** Start **
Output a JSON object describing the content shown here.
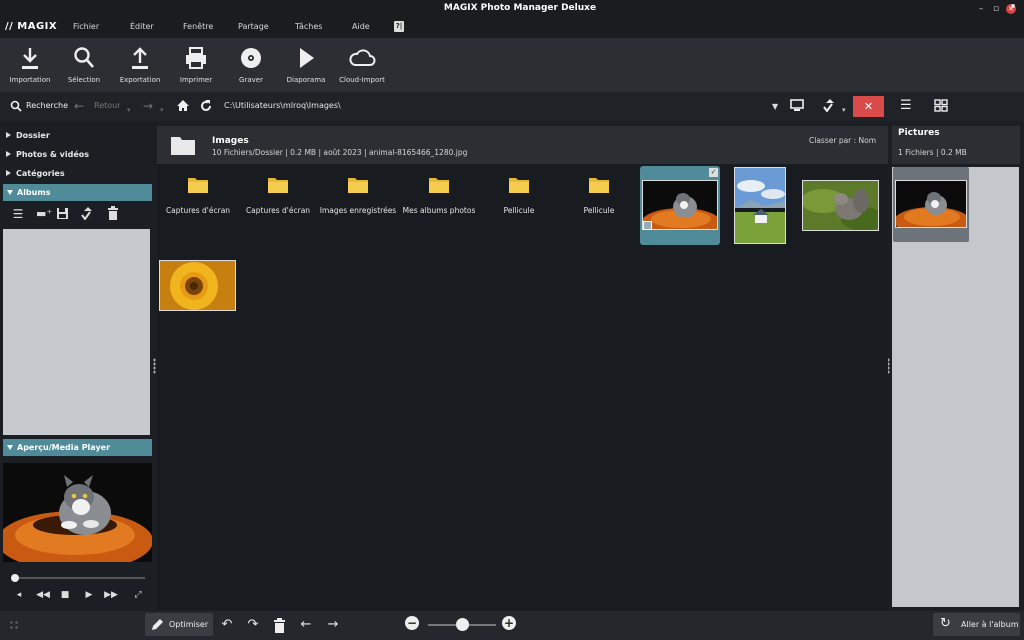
{
  "app": {
    "logo": "// MAGIX",
    "title": "MAGIX Photo Manager Deluxe",
    "menu": [
      "Fichier",
      "Éditer",
      "Fenêtre",
      "Partage",
      "Tâches",
      "Aide"
    ],
    "help_label": "?|"
  },
  "toolbar": {
    "items": [
      {
        "label": "Importation",
        "icon": "download-icon"
      },
      {
        "label": "Sélection",
        "icon": "search-icon"
      },
      {
        "label": "Exportation",
        "icon": "upload-icon"
      },
      {
        "label": "Imprimer",
        "icon": "printer-icon"
      },
      {
        "label": "Graver",
        "icon": "disc-icon"
      },
      {
        "label": "Diaporama",
        "icon": "play-icon"
      },
      {
        "label": "Cloud-Import",
        "icon": "cloud-icon"
      }
    ]
  },
  "addressbar": {
    "search_label": "Recherche",
    "back_label": "Retour",
    "path": "C:\\Utilisateurs\\mlroq\\Images\\"
  },
  "leftpanel": {
    "sections": [
      "Dossier",
      "Photos & vidéos",
      "Catégories"
    ],
    "albums_label": "Albums",
    "preview_label": "Aperçu/Media Player"
  },
  "center": {
    "folder_title": "Images",
    "folder_info": "10 Fichiers/Dossier | 0.2 MB | août 2023 | animal-8165466_1280.jpg",
    "sort_label": "Classer par : Nom",
    "folders": [
      "Captures d'écran",
      "Captures d'écran",
      "Images enregistrées",
      "Mes albums photos",
      "Pellicule",
      "Pellicule"
    ],
    "photos": [
      "cat-on-pumpkin",
      "house-on-meadow",
      "squirrel-in-grass",
      "sunflower"
    ]
  },
  "rightpanel": {
    "title": "Pictures",
    "info": "1 Fichiers | 0.2 MB"
  },
  "bottombar": {
    "optimise_label": "Optimiser",
    "goto_album_label": "Aller à l'album"
  },
  "colors": {
    "accent": "#4f8b98",
    "close_red": "#d94b4b"
  }
}
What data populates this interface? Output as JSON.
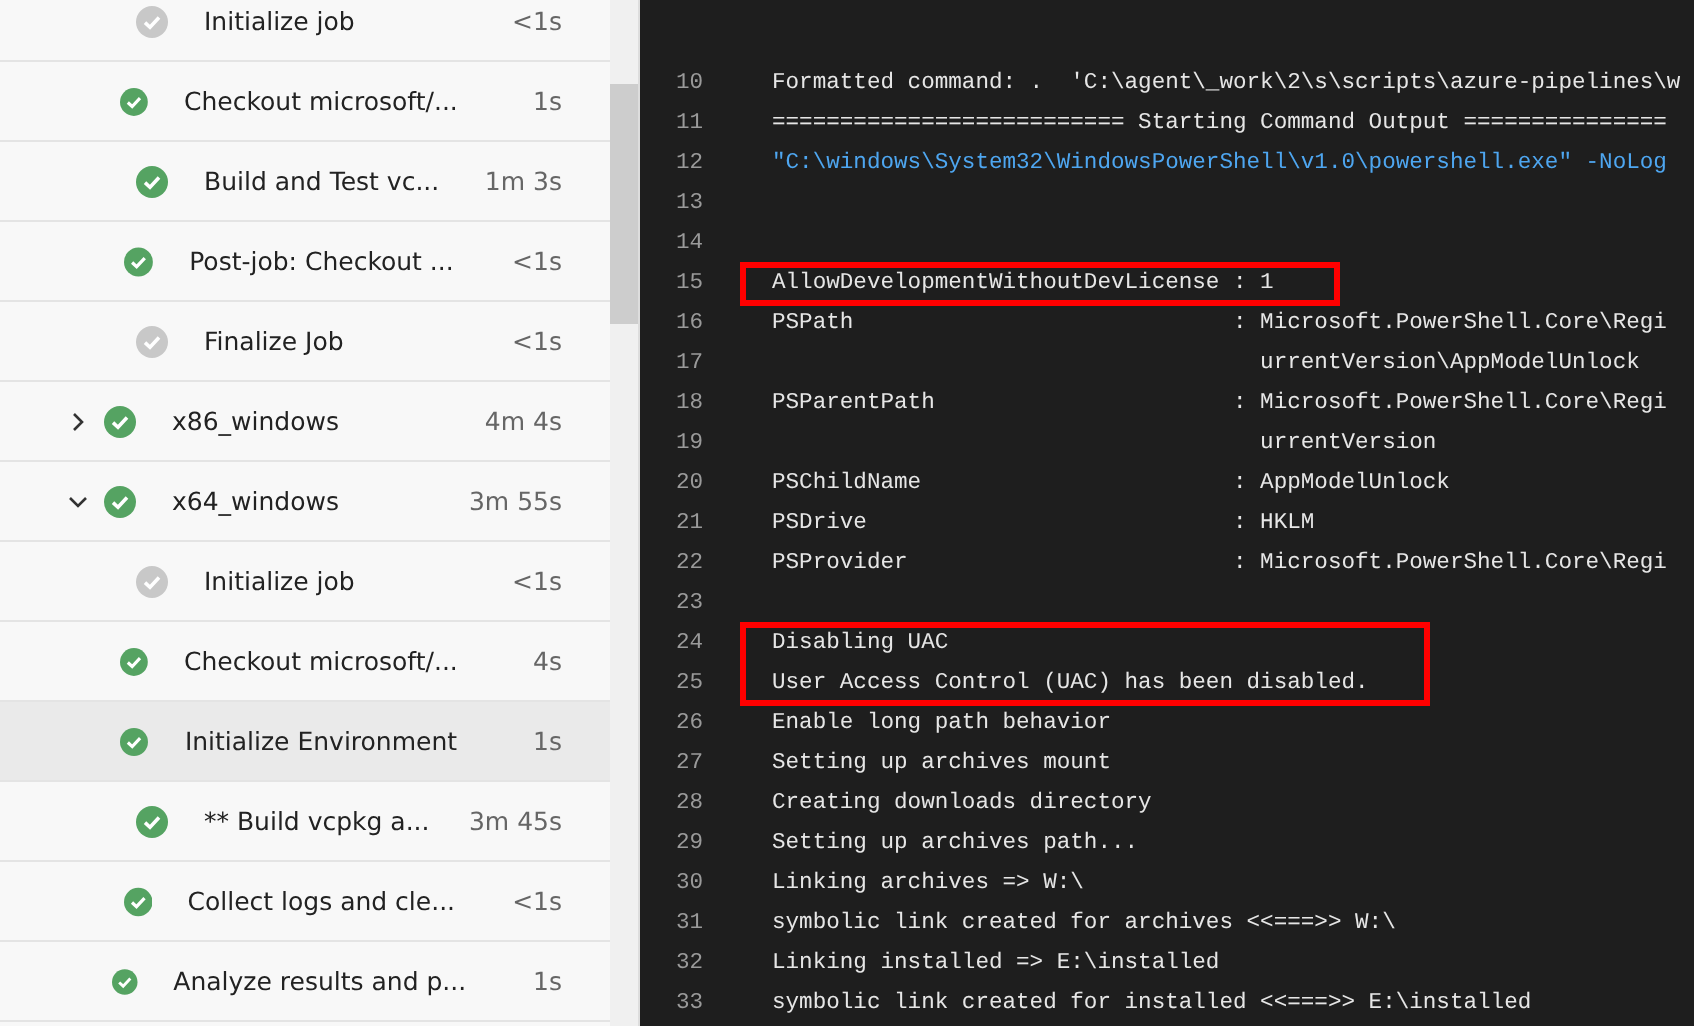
{
  "steps": [
    {
      "kind": "step",
      "name": "Initialize job",
      "skipped": true,
      "duration": "<1s",
      "selected": false
    },
    {
      "kind": "step",
      "name": "Checkout microsoft/...",
      "skipped": false,
      "duration": "1s",
      "selected": false
    },
    {
      "kind": "step",
      "name": "Build and Test vc...",
      "skipped": false,
      "duration": "1m 3s",
      "selected": false
    },
    {
      "kind": "step",
      "name": "Post-job: Checkout ...",
      "skipped": false,
      "duration": "<1s",
      "selected": false
    },
    {
      "kind": "step",
      "name": "Finalize Job",
      "skipped": true,
      "duration": "<1s",
      "selected": false
    },
    {
      "kind": "job",
      "name": "x86_windows",
      "skipped": false,
      "duration": "4m 4s",
      "selected": false,
      "expanded": false
    },
    {
      "kind": "job",
      "name": "x64_windows",
      "skipped": false,
      "duration": "3m 55s",
      "selected": false,
      "expanded": true
    },
    {
      "kind": "step",
      "name": "Initialize job",
      "skipped": true,
      "duration": "<1s",
      "selected": false
    },
    {
      "kind": "step",
      "name": "Checkout microsoft/...",
      "skipped": false,
      "duration": "4s",
      "selected": false
    },
    {
      "kind": "step",
      "name": "Initialize Environment",
      "skipped": false,
      "duration": "1s",
      "selected": true
    },
    {
      "kind": "step",
      "name": "** Build vcpkg a...",
      "skipped": false,
      "duration": "3m 45s",
      "selected": false
    },
    {
      "kind": "step",
      "name": "Collect logs and cle...",
      "skipped": false,
      "duration": "<1s",
      "selected": false
    },
    {
      "kind": "step",
      "name": "Analyze results and p...",
      "skipped": false,
      "duration": "1s",
      "selected": false
    }
  ],
  "log": {
    "lines": [
      {
        "number": "10",
        "text": "Formatted command: .  'C:\\agent\\_work\\2\\s\\scripts\\azure-pipelines\\w",
        "kind": "plain"
      },
      {
        "number": "11",
        "text": "========================== Starting Command Output ===============",
        "kind": "plain"
      },
      {
        "number": "12",
        "text": "\"C:\\windows\\System32\\WindowsPowerShell\\v1.0\\powershell.exe\" -NoLog",
        "kind": "command"
      },
      {
        "number": "13"
      },
      {
        "number": "14"
      },
      {
        "number": "15",
        "text": "AllowDevelopmentWithoutDevLicense : 1",
        "kind": "plain"
      },
      {
        "number": "16",
        "text": "PSPath                            : Microsoft.PowerShell.Core\\Regi",
        "kind": "plain"
      },
      {
        "number": "17",
        "text": "                                    urrentVersion\\AppModelUnlock",
        "kind": "plain"
      },
      {
        "number": "18",
        "text": "PSParentPath                      : Microsoft.PowerShell.Core\\Regi",
        "kind": "plain"
      },
      {
        "number": "19",
        "text": "                                    urrentVersion",
        "kind": "plain"
      },
      {
        "number": "20",
        "text": "PSChildName                       : AppModelUnlock",
        "kind": "plain"
      },
      {
        "number": "21",
        "text": "PSDrive                           : HKLM",
        "kind": "plain"
      },
      {
        "number": "22",
        "text": "PSProvider                        : Microsoft.PowerShell.Core\\Regi",
        "kind": "plain"
      },
      {
        "number": "23"
      },
      {
        "number": "24",
        "text": "Disabling UAC",
        "kind": "plain"
      },
      {
        "number": "25",
        "text": "User Access Control (UAC) has been disabled.",
        "kind": "plain"
      },
      {
        "number": "26",
        "text": "Enable long path behavior",
        "kind": "plain"
      },
      {
        "number": "27",
        "text": "Setting up archives mount",
        "kind": "plain"
      },
      {
        "number": "28",
        "text": "Creating downloads directory",
        "kind": "plain"
      },
      {
        "number": "29",
        "text": "Setting up archives path...",
        "kind": "plain"
      },
      {
        "number": "30",
        "text": "Linking archives => W:\\",
        "kind": "plain"
      },
      {
        "number": "31",
        "text": "symbolic link created for archives <<===>> W:\\",
        "kind": "plain"
      },
      {
        "number": "32",
        "text": "Linking installed => E:\\installed",
        "kind": "plain"
      },
      {
        "number": "33",
        "text": "symbolic link created for installed <<===>> E:\\installed",
        "kind": "plain"
      }
    ]
  }
}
** End **
Pull out every line in the data above that has the word "Core".

        "text": "PSPath                            : Microsoft.PowerShell.Core\\Regi",
        "text": "PSParentPath                      : Microsoft.PowerShell.Core\\Regi",
        "text": "PSProvider                        : Microsoft.PowerShell.Core\\Regi",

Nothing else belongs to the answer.